§ Textauszug
# # # # # # #
Im dritten Teil des RN-Kaderchecks steht das Mittelfeld von Borussia Dortmund auf dem Prüfstand. Zwei Kaderplätze werden im Sommer beim BVB frei - ein Kandidat ist ausgemacht.

Dortmund

, 10.03.2022, 06:00 Uhr / Lesedauer: 4 min

Wo ist Borussia Dortmund gut aufgestellt, wo könnte der Klub im Sommer sein Aufgebot verbessern? In der RN-Kaderanalyse durchleuchten wir die BVB-Mannschaft auf Status quo und Perspektive. Im dritten Teil geht es um das Mittelfeld:

In England nennen sie die Mittelfeld-Raute „diamond“, in Dortmund einen ambitionierten Versuch. Wie will Borussia Dortmund unter Trainer Marco Rose Fußball spielen im Zentrum des Feldes? Ein oder zwei Sechser? Drei oder vier Mann im Mittelfeld? Welche Typen sind dabei unerlässlich, wie muss das Personal in Zukunft dafür aussehen?
# # # # # # #
Räumliche Layoutdaten:
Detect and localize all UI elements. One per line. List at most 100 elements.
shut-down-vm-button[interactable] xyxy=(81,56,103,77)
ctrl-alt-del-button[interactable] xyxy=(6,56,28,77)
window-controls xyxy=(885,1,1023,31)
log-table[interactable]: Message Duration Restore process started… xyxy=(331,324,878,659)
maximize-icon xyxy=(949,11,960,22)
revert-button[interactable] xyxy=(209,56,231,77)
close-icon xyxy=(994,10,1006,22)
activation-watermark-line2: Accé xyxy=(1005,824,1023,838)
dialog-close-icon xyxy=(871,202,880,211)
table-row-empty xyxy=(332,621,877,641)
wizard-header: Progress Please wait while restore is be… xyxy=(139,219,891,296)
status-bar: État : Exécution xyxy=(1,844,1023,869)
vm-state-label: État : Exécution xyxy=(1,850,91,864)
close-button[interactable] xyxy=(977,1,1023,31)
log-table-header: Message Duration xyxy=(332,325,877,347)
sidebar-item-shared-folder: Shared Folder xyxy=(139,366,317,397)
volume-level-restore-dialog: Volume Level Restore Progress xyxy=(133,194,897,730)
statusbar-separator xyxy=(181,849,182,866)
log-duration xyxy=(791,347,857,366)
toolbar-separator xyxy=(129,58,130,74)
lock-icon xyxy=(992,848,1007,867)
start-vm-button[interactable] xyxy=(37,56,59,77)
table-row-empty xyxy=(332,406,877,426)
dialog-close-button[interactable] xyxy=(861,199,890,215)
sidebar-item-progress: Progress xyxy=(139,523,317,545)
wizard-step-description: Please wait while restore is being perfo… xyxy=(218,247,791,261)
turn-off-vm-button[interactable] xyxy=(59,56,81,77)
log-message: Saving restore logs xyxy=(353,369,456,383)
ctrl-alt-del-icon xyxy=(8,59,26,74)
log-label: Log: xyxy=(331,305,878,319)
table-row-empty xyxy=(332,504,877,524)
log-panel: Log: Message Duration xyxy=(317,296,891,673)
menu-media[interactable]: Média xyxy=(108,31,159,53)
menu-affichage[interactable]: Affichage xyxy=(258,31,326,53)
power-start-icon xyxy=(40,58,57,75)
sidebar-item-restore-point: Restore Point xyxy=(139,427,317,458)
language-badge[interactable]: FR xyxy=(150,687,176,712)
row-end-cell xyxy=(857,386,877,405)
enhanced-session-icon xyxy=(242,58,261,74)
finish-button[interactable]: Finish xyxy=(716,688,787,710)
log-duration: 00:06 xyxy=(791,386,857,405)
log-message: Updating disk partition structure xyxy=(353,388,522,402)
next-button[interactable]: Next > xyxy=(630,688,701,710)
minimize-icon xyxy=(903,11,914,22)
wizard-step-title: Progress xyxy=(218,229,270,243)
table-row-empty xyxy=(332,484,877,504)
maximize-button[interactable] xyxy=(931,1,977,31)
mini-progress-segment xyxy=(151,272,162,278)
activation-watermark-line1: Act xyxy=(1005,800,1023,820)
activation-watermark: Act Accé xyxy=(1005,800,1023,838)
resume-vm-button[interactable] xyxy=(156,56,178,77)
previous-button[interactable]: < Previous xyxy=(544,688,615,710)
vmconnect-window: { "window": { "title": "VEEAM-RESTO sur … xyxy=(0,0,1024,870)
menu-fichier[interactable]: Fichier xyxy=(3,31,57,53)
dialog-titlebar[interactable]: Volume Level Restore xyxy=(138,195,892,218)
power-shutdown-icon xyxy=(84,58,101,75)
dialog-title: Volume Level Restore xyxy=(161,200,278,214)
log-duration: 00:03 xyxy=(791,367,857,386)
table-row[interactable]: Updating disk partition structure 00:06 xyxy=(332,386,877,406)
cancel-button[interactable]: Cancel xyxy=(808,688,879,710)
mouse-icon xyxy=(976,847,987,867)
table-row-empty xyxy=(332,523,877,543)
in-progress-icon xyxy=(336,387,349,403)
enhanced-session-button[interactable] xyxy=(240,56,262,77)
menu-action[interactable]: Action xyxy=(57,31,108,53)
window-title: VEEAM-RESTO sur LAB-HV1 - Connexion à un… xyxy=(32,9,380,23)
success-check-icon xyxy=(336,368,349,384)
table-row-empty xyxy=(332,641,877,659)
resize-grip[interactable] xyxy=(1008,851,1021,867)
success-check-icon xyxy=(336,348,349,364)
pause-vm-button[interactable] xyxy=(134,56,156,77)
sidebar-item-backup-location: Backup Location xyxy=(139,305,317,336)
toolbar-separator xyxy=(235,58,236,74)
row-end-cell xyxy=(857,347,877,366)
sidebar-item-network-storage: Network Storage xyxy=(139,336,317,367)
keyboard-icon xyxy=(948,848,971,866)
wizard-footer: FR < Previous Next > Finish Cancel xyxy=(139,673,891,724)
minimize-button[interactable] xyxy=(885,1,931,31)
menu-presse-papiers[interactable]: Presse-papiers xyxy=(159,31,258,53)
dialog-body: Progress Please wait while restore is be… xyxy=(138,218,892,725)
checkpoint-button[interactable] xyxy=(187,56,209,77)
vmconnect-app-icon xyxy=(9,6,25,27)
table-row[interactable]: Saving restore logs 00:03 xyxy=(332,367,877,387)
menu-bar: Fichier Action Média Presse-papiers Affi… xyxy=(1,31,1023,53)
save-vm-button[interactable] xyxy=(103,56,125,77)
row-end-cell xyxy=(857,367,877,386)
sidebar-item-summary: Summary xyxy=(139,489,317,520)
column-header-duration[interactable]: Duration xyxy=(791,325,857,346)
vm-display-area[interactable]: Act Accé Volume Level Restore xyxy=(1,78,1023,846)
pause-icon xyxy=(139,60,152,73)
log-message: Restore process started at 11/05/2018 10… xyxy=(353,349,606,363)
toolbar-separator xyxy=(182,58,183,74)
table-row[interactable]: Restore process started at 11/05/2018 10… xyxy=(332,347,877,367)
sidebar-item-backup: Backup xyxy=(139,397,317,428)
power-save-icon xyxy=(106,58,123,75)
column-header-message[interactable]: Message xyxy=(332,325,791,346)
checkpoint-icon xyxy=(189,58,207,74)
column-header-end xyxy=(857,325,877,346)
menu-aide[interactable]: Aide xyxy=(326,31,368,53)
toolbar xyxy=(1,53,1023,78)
# # # # # # #
§ Aufgabenstellung
1. Geben Sie bitte den Textauszug von „Wo ist Borussia“ bis „Zukunft dafür aussehen?“ wörtlich wieder.
2. Wie viele Kaderplätze werden laut dem Textauszug über das Dortmunder Mittelfeld im Sommer beim BVB frei?
Stützen Sie sich ausschließlich auf den Textauszug.

§ Lösungen
1.
Wo ist Borussia Dortmund gut aufgestellt, wo könnte der Klub im Sommer sein Aufgebot verbessern? In der RN-Kaderanalyse durchleuchten wir die BVB-Mannschaft auf Status quo und Perspektive. Im dritten Teil geht es um das Mittelfeld:

In England nennen sie die Mittelfeld-Raute „diamond“, in Dortmund einen ambitionierten Versuch. Wie will Borussia Dortmund unter Trainer Marco Rose Fußball spielen im Zentrum des Feldes? Ein oder zwei Sechser? Drei oder vier Mann im Mittelfeld? Welche Typen sind dabei unerlässlich, wie muss das Personal in Zukunft dafür aussehen?

2. Zwei Kaderplätze.